» Material provided
----

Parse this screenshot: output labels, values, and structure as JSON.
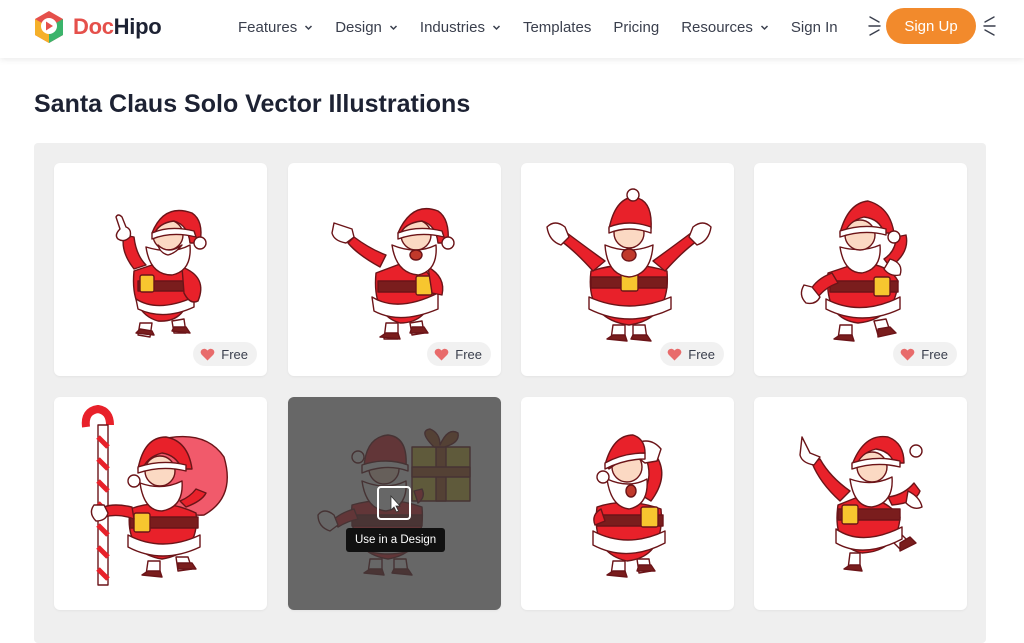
{
  "brand": {
    "name_part1": "Doc",
    "name_part2": "Hipo"
  },
  "nav": {
    "features": "Features",
    "design": "Design",
    "industries": "Industries",
    "templates": "Templates",
    "pricing": "Pricing",
    "resources": "Resources",
    "sign_in": "Sign In",
    "sign_up": "Sign Up"
  },
  "page": {
    "title": "Santa Claus Solo Vector Illustrations"
  },
  "cards": [
    {
      "pose": "santa-pointing-up",
      "badge": "Free"
    },
    {
      "pose": "santa-pointing-side",
      "badge": "Free"
    },
    {
      "pose": "santa-arms-open",
      "badge": "Free"
    },
    {
      "pose": "santa-waving",
      "badge": "Free"
    },
    {
      "pose": "santa-candy-cane-sack"
    },
    {
      "pose": "santa-with-gift",
      "hover_label": "Use in a Design"
    },
    {
      "pose": "santa-looking-far"
    },
    {
      "pose": "santa-running-pointing"
    }
  ],
  "colors": {
    "accent": "#f28a2c",
    "title": "#1d2233",
    "heart": "#e86b6b",
    "santa_red": "#e8212a"
  }
}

----

» What is required
Reproduce the whole listing word for word, setting aside any pictures.

» Solved problem
Parse this screenshot: output labels, values, and structure as JSON.
{
  "brand": {
    "name_part1": "Doc",
    "name_part2": "Hipo"
  },
  "nav": {
    "features": "Features",
    "design": "Design",
    "industries": "Industries",
    "templates": "Templates",
    "pricing": "Pricing",
    "resources": "Resources",
    "sign_in": "Sign In",
    "sign_up": "Sign Up"
  },
  "page": {
    "title": "Santa Claus Solo Vector Illustrations"
  },
  "cards": [
    {
      "pose": "santa-pointing-up",
      "badge": "Free"
    },
    {
      "pose": "santa-pointing-side",
      "badge": "Free"
    },
    {
      "pose": "santa-arms-open",
      "badge": "Free"
    },
    {
      "pose": "santa-waving",
      "badge": "Free"
    },
    {
      "pose": "santa-candy-cane-sack"
    },
    {
      "pose": "santa-with-gift",
      "hover_label": "Use in a Design"
    },
    {
      "pose": "santa-looking-far"
    },
    {
      "pose": "santa-running-pointing"
    }
  ],
  "colors": {
    "accent": "#f28a2c",
    "title": "#1d2233",
    "heart": "#e86b6b",
    "santa_red": "#e8212a"
  }
}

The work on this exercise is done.